Records for the task:
━━━━━━━━

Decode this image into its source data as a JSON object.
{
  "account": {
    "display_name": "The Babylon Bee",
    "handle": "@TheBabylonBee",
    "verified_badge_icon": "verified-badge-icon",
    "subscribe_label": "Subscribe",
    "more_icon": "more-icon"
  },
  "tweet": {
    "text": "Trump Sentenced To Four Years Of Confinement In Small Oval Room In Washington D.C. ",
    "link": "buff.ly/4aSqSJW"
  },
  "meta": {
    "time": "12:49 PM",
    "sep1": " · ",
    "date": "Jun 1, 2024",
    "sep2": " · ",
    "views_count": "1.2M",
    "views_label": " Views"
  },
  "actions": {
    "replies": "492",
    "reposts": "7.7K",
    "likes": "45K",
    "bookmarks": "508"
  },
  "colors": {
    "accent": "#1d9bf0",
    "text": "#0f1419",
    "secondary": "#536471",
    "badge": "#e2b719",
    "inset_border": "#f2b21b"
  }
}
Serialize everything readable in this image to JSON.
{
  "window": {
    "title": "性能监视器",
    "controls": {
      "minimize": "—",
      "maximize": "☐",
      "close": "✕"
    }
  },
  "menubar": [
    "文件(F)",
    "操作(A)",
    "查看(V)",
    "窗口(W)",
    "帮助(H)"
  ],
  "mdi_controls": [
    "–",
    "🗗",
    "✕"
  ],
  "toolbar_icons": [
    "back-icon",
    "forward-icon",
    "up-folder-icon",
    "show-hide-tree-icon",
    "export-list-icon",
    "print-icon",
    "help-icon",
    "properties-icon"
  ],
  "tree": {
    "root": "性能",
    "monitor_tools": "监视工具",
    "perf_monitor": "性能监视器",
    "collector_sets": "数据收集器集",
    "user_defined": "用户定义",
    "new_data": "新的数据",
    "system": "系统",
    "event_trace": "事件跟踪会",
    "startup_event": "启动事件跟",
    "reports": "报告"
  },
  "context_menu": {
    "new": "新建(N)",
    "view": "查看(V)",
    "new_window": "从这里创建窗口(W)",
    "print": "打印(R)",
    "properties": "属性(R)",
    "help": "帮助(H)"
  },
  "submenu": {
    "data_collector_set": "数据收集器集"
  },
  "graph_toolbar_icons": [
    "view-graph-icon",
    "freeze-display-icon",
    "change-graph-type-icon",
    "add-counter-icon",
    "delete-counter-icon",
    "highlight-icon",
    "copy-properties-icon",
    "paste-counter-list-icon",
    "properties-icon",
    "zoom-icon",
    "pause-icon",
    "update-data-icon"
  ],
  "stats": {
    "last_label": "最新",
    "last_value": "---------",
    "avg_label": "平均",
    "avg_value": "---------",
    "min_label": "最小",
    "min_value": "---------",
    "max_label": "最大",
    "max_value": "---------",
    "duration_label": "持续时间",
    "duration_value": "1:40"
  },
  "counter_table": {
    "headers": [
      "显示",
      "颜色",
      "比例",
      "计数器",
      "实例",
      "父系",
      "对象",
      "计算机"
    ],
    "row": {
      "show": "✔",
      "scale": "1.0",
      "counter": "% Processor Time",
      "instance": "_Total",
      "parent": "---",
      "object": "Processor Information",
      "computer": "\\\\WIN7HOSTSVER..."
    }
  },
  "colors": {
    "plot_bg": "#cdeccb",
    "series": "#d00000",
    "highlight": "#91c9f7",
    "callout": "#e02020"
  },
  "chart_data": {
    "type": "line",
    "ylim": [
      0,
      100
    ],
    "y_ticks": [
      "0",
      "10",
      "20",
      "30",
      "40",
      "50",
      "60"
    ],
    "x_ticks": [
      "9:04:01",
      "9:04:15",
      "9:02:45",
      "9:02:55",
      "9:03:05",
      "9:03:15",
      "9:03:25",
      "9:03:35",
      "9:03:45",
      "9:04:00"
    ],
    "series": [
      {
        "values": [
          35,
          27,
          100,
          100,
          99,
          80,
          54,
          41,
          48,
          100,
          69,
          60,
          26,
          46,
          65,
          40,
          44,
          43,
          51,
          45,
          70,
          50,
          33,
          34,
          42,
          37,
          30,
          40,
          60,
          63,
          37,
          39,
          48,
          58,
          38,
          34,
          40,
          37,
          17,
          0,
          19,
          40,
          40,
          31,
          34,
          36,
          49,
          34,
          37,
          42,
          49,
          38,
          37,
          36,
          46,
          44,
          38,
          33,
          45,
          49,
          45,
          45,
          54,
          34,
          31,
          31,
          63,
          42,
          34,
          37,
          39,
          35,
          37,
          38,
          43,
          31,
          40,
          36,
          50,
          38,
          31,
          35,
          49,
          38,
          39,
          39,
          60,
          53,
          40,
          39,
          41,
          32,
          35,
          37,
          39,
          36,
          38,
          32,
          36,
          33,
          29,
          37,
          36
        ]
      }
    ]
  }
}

━━━━━━━━

Goal of the exercise: Reproduce each entry exactly, leaving out nothing.

Solution to this task:
Decode this image into its source data as a JSON object.
{
  "account": {
    "display_name": "The Babylon Bee",
    "handle": "@TheBabylonBee",
    "verified_badge_icon": "verified-badge-icon",
    "subscribe_label": "Subscribe",
    "more_icon": "more-icon"
  },
  "tweet": {
    "text": "Trump Sentenced To Four Years Of Confinement In Small Oval Room In Washington D.C. ",
    "link": "buff.ly/4aSqSJW"
  },
  "meta": {
    "time": "12:49 PM",
    "sep1": " · ",
    "date": "Jun 1, 2024",
    "sep2": " · ",
    "views_count": "1.2M",
    "views_label": " Views"
  },
  "actions": {
    "replies": "492",
    "reposts": "7.7K",
    "likes": "45K",
    "bookmarks": "508"
  },
  "colors": {
    "accent": "#1d9bf0",
    "text": "#0f1419",
    "secondary": "#536471",
    "badge": "#e2b719",
    "inset_border": "#f2b21b"
  }
}
Serialize everything readable in this image to JSON.
{
  "window": {
    "title": "性能监视器",
    "controls": {
      "minimize": "—",
      "maximize": "☐",
      "close": "✕"
    }
  },
  "menubar": [
    "文件(F)",
    "操作(A)",
    "查看(V)",
    "窗口(W)",
    "帮助(H)"
  ],
  "mdi_controls": [
    "–",
    "🗗",
    "✕"
  ],
  "toolbar_icons": [
    "back-icon",
    "forward-icon",
    "up-folder-icon",
    "show-hide-tree-icon",
    "export-list-icon",
    "print-icon",
    "help-icon",
    "properties-icon"
  ],
  "tree": {
    "root": "性能",
    "monitor_tools": "监视工具",
    "perf_monitor": "性能监视器",
    "collector_sets": "数据收集器集",
    "user_defined": "用户定义",
    "new_data": "新的数据",
    "system": "系统",
    "event_trace": "事件跟踪会",
    "startup_event": "启动事件跟",
    "reports": "报告"
  },
  "context_menu": {
    "new": "新建(N)",
    "view": "查看(V)",
    "new_window": "从这里创建窗口(W)",
    "print": "打印(R)",
    "properties": "属性(R)",
    "help": "帮助(H)"
  },
  "submenu": {
    "data_collector_set": "数据收集器集"
  },
  "graph_toolbar_icons": [
    "view-graph-icon",
    "freeze-display-icon",
    "change-graph-type-icon",
    "add-counter-icon",
    "delete-counter-icon",
    "highlight-icon",
    "copy-properties-icon",
    "paste-counter-list-icon",
    "properties-icon",
    "zoom-icon",
    "pause-icon",
    "update-data-icon"
  ],
  "stats": {
    "last_label": "最新",
    "last_value": "---------",
    "avg_label": "平均",
    "avg_value": "---------",
    "min_label": "最小",
    "min_value": "---------",
    "max_label": "最大",
    "max_value": "---------",
    "duration_label": "持续时间",
    "duration_value": "1:40"
  },
  "counter_table": {
    "headers": [
      "显示",
      "颜色",
      "比例",
      "计数器",
      "实例",
      "父系",
      "对象",
      "计算机"
    ],
    "row": {
      "show": "✔",
      "scale": "1.0",
      "counter": "% Processor Time",
      "instance": "_Total",
      "parent": "---",
      "object": "Processor Information",
      "computer": "\\\\WIN7HOSTSVER..."
    }
  },
  "colors": {
    "plot_bg": "#cdeccb",
    "series": "#d00000",
    "highlight": "#91c9f7",
    "callout": "#e02020"
  },
  "chart_data": {
    "type": "line",
    "ylim": [
      0,
      100
    ],
    "y_ticks": [
      "0",
      "10",
      "20",
      "30",
      "40",
      "50",
      "60"
    ],
    "x_ticks": [
      "9:04:01",
      "9:04:15",
      "9:02:45",
      "9:02:55",
      "9:03:05",
      "9:03:15",
      "9:03:25",
      "9:03:35",
      "9:03:45",
      "9:04:00"
    ],
    "series": [
      {
        "values": [
          35,
          27,
          100,
          100,
          99,
          80,
          54,
          41,
          48,
          100,
          69,
          60,
          26,
          46,
          65,
          40,
          44,
          43,
          51,
          45,
          70,
          50,
          33,
          34,
          42,
          37,
          30,
          40,
          60,
          63,
          37,
          39,
          48,
          58,
          38,
          34,
          40,
          37,
          17,
          0,
          19,
          40,
          40,
          31,
          34,
          36,
          49,
          34,
          37,
          42,
          49,
          38,
          37,
          36,
          46,
          44,
          38,
          33,
          45,
          49,
          45,
          45,
          54,
          34,
          31,
          31,
          63,
          42,
          34,
          37,
          39,
          35,
          37,
          38,
          43,
          31,
          40,
          36,
          50,
          38,
          31,
          35,
          49,
          38,
          39,
          39,
          60,
          53,
          40,
          39,
          41,
          32,
          35,
          37,
          39,
          36,
          38,
          32,
          36,
          33,
          29,
          37,
          36
        ]
      }
    ]
  }
}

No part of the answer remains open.